▸ What you are asked to do: What follows is a set of entries. Give them again exactly, without the pictures.

········

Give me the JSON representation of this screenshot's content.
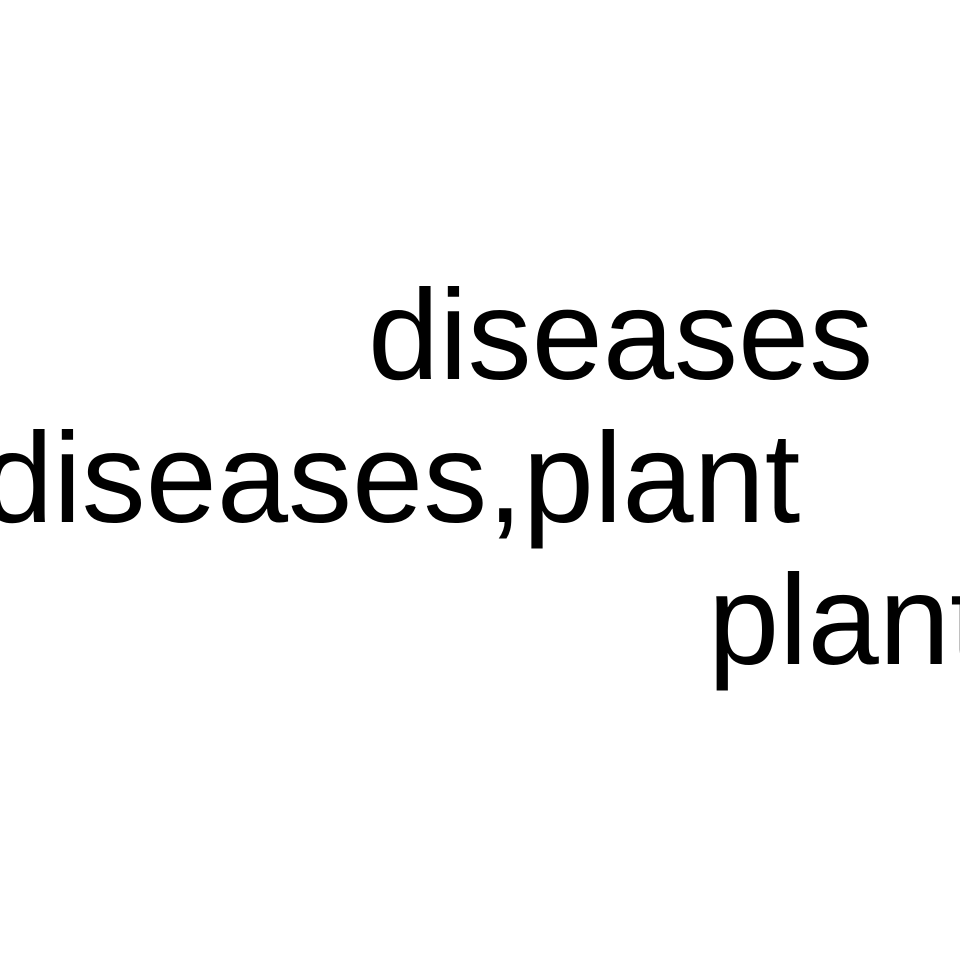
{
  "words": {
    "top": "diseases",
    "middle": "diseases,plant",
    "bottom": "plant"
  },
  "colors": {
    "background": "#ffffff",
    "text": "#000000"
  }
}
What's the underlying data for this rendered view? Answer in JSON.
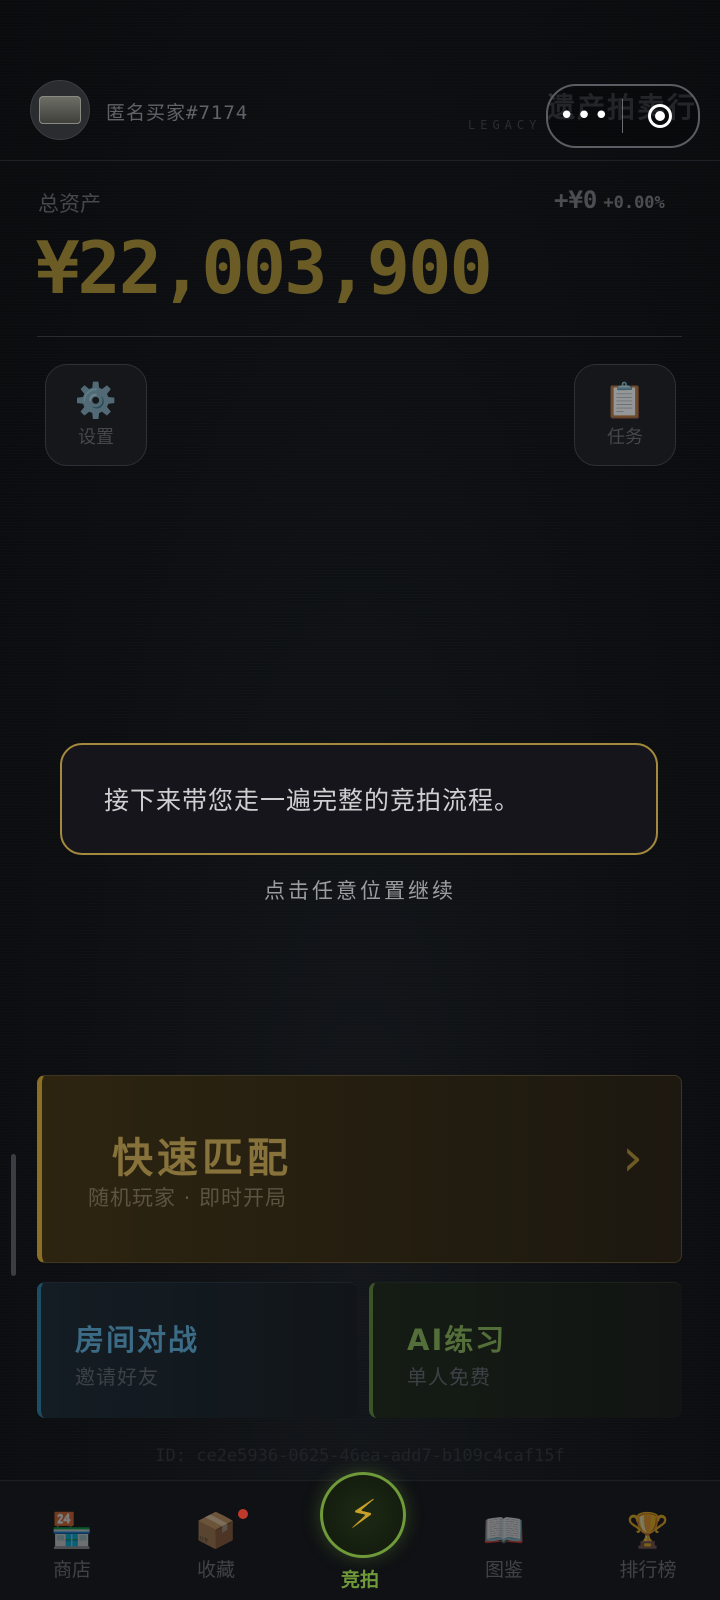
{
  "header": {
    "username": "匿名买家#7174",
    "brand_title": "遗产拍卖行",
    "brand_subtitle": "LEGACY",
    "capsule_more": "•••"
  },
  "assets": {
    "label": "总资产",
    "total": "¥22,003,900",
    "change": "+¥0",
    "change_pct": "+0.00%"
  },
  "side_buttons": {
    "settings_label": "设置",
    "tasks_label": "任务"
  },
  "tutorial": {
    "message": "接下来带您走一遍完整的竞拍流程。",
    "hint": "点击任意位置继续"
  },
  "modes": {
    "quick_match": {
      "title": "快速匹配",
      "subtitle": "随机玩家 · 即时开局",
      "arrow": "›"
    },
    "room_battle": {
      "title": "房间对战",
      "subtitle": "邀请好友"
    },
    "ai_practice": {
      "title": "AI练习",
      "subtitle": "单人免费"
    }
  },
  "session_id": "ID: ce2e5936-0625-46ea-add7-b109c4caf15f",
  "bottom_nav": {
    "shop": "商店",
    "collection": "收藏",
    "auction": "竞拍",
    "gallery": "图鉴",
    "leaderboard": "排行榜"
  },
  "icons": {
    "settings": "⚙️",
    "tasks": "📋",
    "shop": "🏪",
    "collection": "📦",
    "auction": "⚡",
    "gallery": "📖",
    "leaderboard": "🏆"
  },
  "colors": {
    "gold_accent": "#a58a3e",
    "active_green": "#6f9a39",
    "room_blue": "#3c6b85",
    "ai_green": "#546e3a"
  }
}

········

▸ Exercise response:
Give me the JSON representation of this screenshot's content.
{
  "words": {
    "top": "diseases",
    "middle": "diseases,plant",
    "bottom": "plant"
  },
  "colors": {
    "background": "#ffffff",
    "text": "#000000"
  }
}
What's the underlying data for this rendered view? Answer in JSON.
{
  "header": {
    "username": "匿名买家#7174",
    "brand_title": "遗产拍卖行",
    "brand_subtitle": "LEGACY",
    "capsule_more": "•••"
  },
  "assets": {
    "label": "总资产",
    "total": "¥22,003,900",
    "change": "+¥0",
    "change_pct": "+0.00%"
  },
  "side_buttons": {
    "settings_label": "设置",
    "tasks_label": "任务"
  },
  "tutorial": {
    "message": "接下来带您走一遍完整的竞拍流程。",
    "hint": "点击任意位置继续"
  },
  "modes": {
    "quick_match": {
      "title": "快速匹配",
      "subtitle": "随机玩家 · 即时开局",
      "arrow": "›"
    },
    "room_battle": {
      "title": "房间对战",
      "subtitle": "邀请好友"
    },
    "ai_practice": {
      "title": "AI练习",
      "subtitle": "单人免费"
    }
  },
  "session_id": "ID: ce2e5936-0625-46ea-add7-b109c4caf15f",
  "bottom_nav": {
    "shop": "商店",
    "collection": "收藏",
    "auction": "竞拍",
    "gallery": "图鉴",
    "leaderboard": "排行榜"
  },
  "icons": {
    "settings": "⚙️",
    "tasks": "📋",
    "shop": "🏪",
    "collection": "📦",
    "auction": "⚡",
    "gallery": "📖",
    "leaderboard": "🏆"
  },
  "colors": {
    "gold_accent": "#a58a3e",
    "active_green": "#6f9a39",
    "room_blue": "#3c6b85",
    "ai_green": "#546e3a"
  }
}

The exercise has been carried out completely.